>> BEGIN SUPPLIED INFORMATION
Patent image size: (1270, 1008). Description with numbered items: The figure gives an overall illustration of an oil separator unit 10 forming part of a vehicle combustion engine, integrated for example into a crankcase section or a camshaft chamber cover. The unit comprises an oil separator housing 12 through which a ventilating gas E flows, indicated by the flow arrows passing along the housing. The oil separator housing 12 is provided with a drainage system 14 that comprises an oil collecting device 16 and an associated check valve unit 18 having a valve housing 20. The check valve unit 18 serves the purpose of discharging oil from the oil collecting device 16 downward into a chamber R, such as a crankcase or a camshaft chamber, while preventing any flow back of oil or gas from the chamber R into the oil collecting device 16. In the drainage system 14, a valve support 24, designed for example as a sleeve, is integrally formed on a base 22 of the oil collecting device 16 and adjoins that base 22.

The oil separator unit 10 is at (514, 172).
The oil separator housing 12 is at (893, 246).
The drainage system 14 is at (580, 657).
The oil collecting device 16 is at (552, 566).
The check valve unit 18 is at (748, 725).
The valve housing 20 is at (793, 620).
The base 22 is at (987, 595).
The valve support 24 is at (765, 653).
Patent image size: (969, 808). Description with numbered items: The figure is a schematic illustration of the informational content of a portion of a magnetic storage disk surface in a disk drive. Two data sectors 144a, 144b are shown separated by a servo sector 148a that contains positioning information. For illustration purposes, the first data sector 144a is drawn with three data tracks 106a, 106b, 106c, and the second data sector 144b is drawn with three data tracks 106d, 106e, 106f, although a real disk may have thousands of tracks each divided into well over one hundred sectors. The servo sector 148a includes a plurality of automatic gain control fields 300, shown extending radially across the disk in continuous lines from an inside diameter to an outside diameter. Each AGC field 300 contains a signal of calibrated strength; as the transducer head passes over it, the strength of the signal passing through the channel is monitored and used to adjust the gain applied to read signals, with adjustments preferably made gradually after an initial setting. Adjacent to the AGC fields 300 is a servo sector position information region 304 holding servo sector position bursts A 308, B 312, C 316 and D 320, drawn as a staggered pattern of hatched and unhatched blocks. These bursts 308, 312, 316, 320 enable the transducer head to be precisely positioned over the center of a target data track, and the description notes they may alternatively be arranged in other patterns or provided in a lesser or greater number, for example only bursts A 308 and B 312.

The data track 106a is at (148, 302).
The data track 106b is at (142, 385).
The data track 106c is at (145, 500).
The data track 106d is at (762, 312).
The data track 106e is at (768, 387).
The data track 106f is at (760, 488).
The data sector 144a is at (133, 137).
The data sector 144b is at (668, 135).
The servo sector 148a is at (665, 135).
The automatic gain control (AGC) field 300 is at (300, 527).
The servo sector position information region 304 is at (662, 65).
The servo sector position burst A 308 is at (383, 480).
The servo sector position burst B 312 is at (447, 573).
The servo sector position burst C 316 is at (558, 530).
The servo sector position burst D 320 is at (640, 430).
>> END SUPPLIED INFORMATION
## OBJECTIVE
Reproduce the rows verbatim, beginning with the first row and continuing through the row that contains "The valve support 24 is at (765, 653).", with that row included.

## THE COMPLETED TASK
Patent image size: (1270, 1008). Description with numbered items: The figure gives an overall illustration of an oil separator unit 10 forming part of a vehicle combustion engine, integrated for example into a crankcase section or a camshaft chamber cover. The unit comprises an oil separator housing 12 through which a ventilating gas E flows, indicated by the flow arrows passing along the housing. The oil separator housing 12 is provided with a drainage system 14 that comprises an oil collecting device 16 and an associated check valve unit 18 having a valve housing 20. The check valve unit 18 serves the purpose of discharging oil from the oil collecting device 16 downward into a chamber R, such as a crankcase or a camshaft chamber, while preventing any flow back of oil or gas from the chamber R into the oil collecting device 16. In the drainage system 14, a valve support 24, designed for example as a sleeve, is integrally formed on a base 22 of the oil collecting device 16 and adjoins that base 22.

The oil separator unit 10 is at (514, 172).
The oil separator housing 12 is at (893, 246).
The drainage system 14 is at (580, 657).
The oil collecting device 16 is at (552, 566).
The check valve unit 18 is at (748, 725).
The valve housing 20 is at (793, 620).
The base 22 is at (987, 595).
The valve support 24 is at (765, 653).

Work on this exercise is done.